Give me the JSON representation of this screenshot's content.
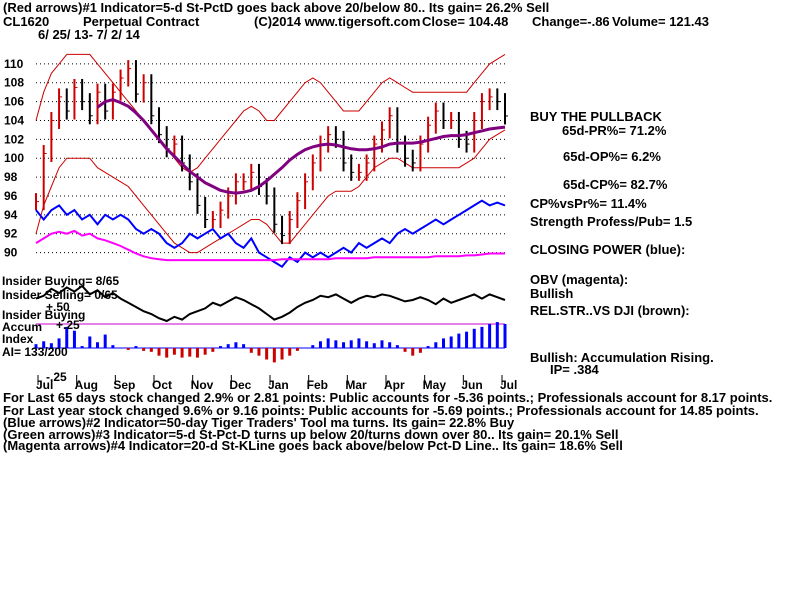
{
  "header": {
    "line1": "(Red arrows)#1 Indicator=5-d St-PctD goes back above 20/below 80.. Its gain= 26.2% Sell",
    "symbol": "CL1620",
    "name": "Perpetual Contract",
    "copyright": "(C)2014 www.tigersoft.com",
    "close": "Close=  104.48",
    "change": "Change=-.86",
    "volume": "Volume= 121.43",
    "date_range": "6/ 25/ 13- 7/ 2/ 14"
  },
  "right_panel": {
    "signal": "BUY THE PULLBACK",
    "pr": "65d-PR%= 71.2%",
    "op": "65d-OP%= 6.2%",
    "cp": "65d-CP%= 82.7%",
    "cpvspr": "CP%vsPr%= 11.4%",
    "strength": "Strength Profess/Pub= 1.5",
    "closing_power": "CLOSING POWER (blue):",
    "obv": "OBV (magenta):",
    "obv_state": "Bullish",
    "relstr": "REL.STR..VS DJI (brown):",
    "accum": "Bullish: Accumulation Rising.",
    "ip": "IP=  .384"
  },
  "left_labels": {
    "insider_buying_1": "Insider Buying= 8/65",
    "insider_selling": "Insider Selling= 0/65",
    "insider_buying_2": "Insider Buying",
    "accum": "Accum",
    "index": "Index",
    "ai": "AI= 133/200",
    "plus50": "+.50",
    "plus25": "+.25",
    "minus25": "-.25"
  },
  "footer": {
    "line1": "For Last 65 days stock changed  2.9% or  2.81 points:  Public accounts for -5.36 points.;  Professionals account for  8.17 points.",
    "line2": "For Last year stock changed  9.6% or  9.16 points:  Public accounts for -5.69 points.;  Professionals account for  14.85 points.",
    "line3": "(Blue arrows)#2 Indicator=50-day Tiger Traders' Tool ma turns. Its gain= 22.8% Buy",
    "line4": "(Green arrows)#3 Indicator=5-d St-Pct-D turns up below 20/turns down over 80.. Its gain= 20.1% Sell",
    "line5": "(Magenta arrows)#4 Indicator=20-d St-KLine goes back above/below Pct-D Line.. Its gain= 18.6% Sell"
  },
  "chart_data": {
    "type": "line",
    "y_ticks": [
      "110",
      "108",
      "106",
      "104",
      "102",
      "100",
      "98",
      "96",
      "94",
      "92",
      "90"
    ],
    "ylim": [
      89,
      112
    ],
    "months": [
      "Jul",
      "Aug",
      "Sep",
      "Oct",
      "Nov",
      "Dec",
      "Jan",
      "Feb",
      "Mar",
      "Apr",
      "May",
      "Jun",
      "Jul"
    ],
    "colors": {
      "price_up": "#cc0000",
      "price_down": "#000000",
      "band": "#cc0000",
      "ma50": "#800080",
      "closing_power": "#0000ff",
      "obv": "#ff00ff",
      "relstr": "#000000",
      "accum_pos": "#0000ff",
      "accum_neg": "#cc0000"
    },
    "close": [
      95.4,
      100.5,
      104.0,
      106.5,
      105.0,
      107.5,
      106.0,
      104.5,
      107.0,
      105.0,
      107.0,
      108.5,
      109.5,
      106.8,
      108.0,
      104.5,
      102.5,
      101.0,
      101.5,
      99.5,
      97.5,
      95.0,
      93.5,
      93.5,
      94.5,
      96.0,
      97.5,
      97.5,
      98.5,
      97.0,
      96.0,
      93.0,
      91.8,
      93.5,
      95.5,
      97.5,
      99.5,
      101.5,
      102.5,
      102.0,
      99.5,
      98.5,
      98.5,
      99.5,
      101.5,
      103.0,
      104.5,
      101.5,
      100.0,
      99.5,
      101.5,
      103.5,
      105.0,
      104.0,
      104.0,
      102.0,
      101.5,
      104.0,
      106.0,
      106.5,
      106.0,
      104.48
    ],
    "ma50": [
      null,
      null,
      null,
      null,
      null,
      null,
      null,
      null,
      105.4,
      106.0,
      106.2,
      105.9,
      105.5,
      104.8,
      104.0,
      103.0,
      102.0,
      101.0,
      100.2,
      99.4,
      98.6,
      98.0,
      97.4,
      97.0,
      96.6,
      96.4,
      96.3,
      96.4,
      96.6,
      97.0,
      97.6,
      98.3,
      99.0,
      99.8,
      100.4,
      100.9,
      101.2,
      101.4,
      101.5,
      101.4,
      101.2,
      101.0,
      100.9,
      100.9,
      101.0,
      101.2,
      101.5,
      101.6,
      101.6,
      101.6,
      101.7,
      101.9,
      102.1,
      102.3,
      102.4,
      102.4,
      102.5,
      102.7,
      102.9,
      103.1,
      103.2,
      103.3
    ],
    "upper_band": [
      104,
      107,
      109,
      110,
      111,
      111,
      111,
      111,
      110,
      109,
      108,
      107,
      106,
      105,
      104,
      103,
      102,
      101,
      100,
      99,
      98.5,
      99,
      100,
      101,
      102,
      103,
      104,
      105,
      105.5,
      105,
      104,
      104,
      105,
      106,
      107,
      108,
      108.5,
      108,
      107,
      106,
      105,
      105,
      105,
      106,
      107,
      108,
      108.5,
      108,
      107.5,
      107,
      107,
      107,
      107,
      107,
      107,
      107,
      107,
      108,
      109,
      110,
      110.5,
      111
    ],
    "lower_band": [
      92,
      95,
      97,
      99,
      100,
      100,
      100,
      100,
      99,
      98.5,
      98,
      97.5,
      97,
      96,
      95,
      94,
      93,
      92,
      91,
      90.5,
      90,
      90,
      90.5,
      91,
      91.5,
      92,
      92.5,
      93,
      93.5,
      93.5,
      93,
      92,
      91,
      91,
      92,
      93,
      94,
      95,
      96,
      96.5,
      96.5,
      96.5,
      97,
      98,
      99,
      99.5,
      100,
      100,
      99.5,
      99,
      99,
      99,
      99,
      99,
      99,
      99,
      99.5,
      100,
      101,
      102,
      102.5,
      103
    ],
    "closing_power": [
      94.5,
      93.5,
      94.5,
      95,
      94,
      94.5,
      93.5,
      94,
      93,
      94,
      93.5,
      94,
      93.5,
      92.5,
      92,
      92.5,
      92,
      91,
      90.5,
      91,
      92,
      91.5,
      92,
      92.5,
      91.5,
      92,
      91,
      90.5,
      91.5,
      90,
      89.5,
      89,
      88.5,
      89.5,
      89,
      90,
      89.5,
      90,
      89.5,
      90,
      90.5,
      90,
      91,
      90.5,
      91,
      91.5,
      91,
      92,
      92.5,
      92,
      92.5,
      93,
      93.5,
      93,
      93.5,
      94,
      94.5,
      95,
      95.5,
      95,
      95.3,
      95
    ],
    "obv": [
      91.0,
      91.5,
      92.0,
      92.2,
      92.0,
      92.3,
      91.8,
      92.0,
      91.5,
      91.3,
      91.0,
      90.7,
      90.3,
      89.9,
      89.6,
      89.4,
      89.3,
      89.2,
      89.2,
      89.2,
      89.2,
      89.2,
      89.2,
      89.2,
      89.2,
      89.2,
      89.2,
      89.2,
      89.2,
      89.2,
      89.2,
      89.2,
      89.3,
      89.3,
      89.3,
      89.3,
      89.3,
      89.3,
      89.3,
      89.4,
      89.4,
      89.4,
      89.4,
      89.4,
      89.5,
      89.5,
      89.5,
      89.5,
      89.5,
      89.5,
      89.5,
      89.5,
      89.6,
      89.6,
      89.6,
      89.6,
      89.7,
      89.7,
      89.8,
      89.9,
      89.9,
      89.9
    ],
    "relstr": [
      0.1,
      0.3,
      0.8,
      0.5,
      0.9,
      0.6,
      1.0,
      0.4,
      0.7,
      0.2,
      0.5,
      0.1,
      -0.2,
      -0.5,
      -0.8,
      -1.0,
      -1.3,
      -1.5,
      -1.2,
      -1.4,
      -1.0,
      -0.8,
      -0.6,
      -0.2,
      -0.4,
      -0.1,
      0.2,
      0.0,
      -0.3,
      -0.6,
      -1.0,
      -1.4,
      -1.2,
      -0.9,
      -0.5,
      -0.2,
      0.0,
      0.3,
      0.2,
      0.4,
      0.1,
      -0.2,
      0.1,
      0.3,
      0.2,
      0.4,
      0.3,
      0.1,
      -0.1,
      0.0,
      0.2,
      0.0,
      -0.3,
      0.1,
      -0.2,
      0.0,
      0.2,
      0.4,
      0.1,
      0.4,
      0.2,
      0.0
    ],
    "accum": [
      0.04,
      0.07,
      0.05,
      0.1,
      0.22,
      0.18,
      0.02,
      0.12,
      0.06,
      0.14,
      0.03,
      0.0,
      -0.02,
      0.02,
      -0.03,
      -0.04,
      -0.08,
      -0.1,
      -0.07,
      -0.1,
      -0.09,
      -0.1,
      -0.07,
      -0.04,
      0.02,
      0.04,
      0.06,
      0.04,
      -0.05,
      -0.08,
      -0.12,
      -0.15,
      -0.12,
      -0.08,
      -0.03,
      0.0,
      0.03,
      0.07,
      0.1,
      0.08,
      0.06,
      0.08,
      0.1,
      0.07,
      0.05,
      0.08,
      0.06,
      0.03,
      -0.04,
      -0.08,
      -0.05,
      0.02,
      0.06,
      0.1,
      0.12,
      0.15,
      0.17,
      0.2,
      0.22,
      0.25,
      0.27,
      0.25
    ],
    "accum_ylim": [
      -0.25,
      0.5
    ]
  }
}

= = = = = = =

Exercise prompt: For each line in the data above that contains the string "goes", extract the line.

The solution:
    "line1": "(Red arrows)#1 Indicator=5-d St-PctD goes back above 20/below 80.. Its gain= 26.2% Sell",
    "line5": "(Magenta arrows)#4 Indicator=20-d St-KLine goes back above/below Pct-D Line.. Its gain= 18.6% Sell"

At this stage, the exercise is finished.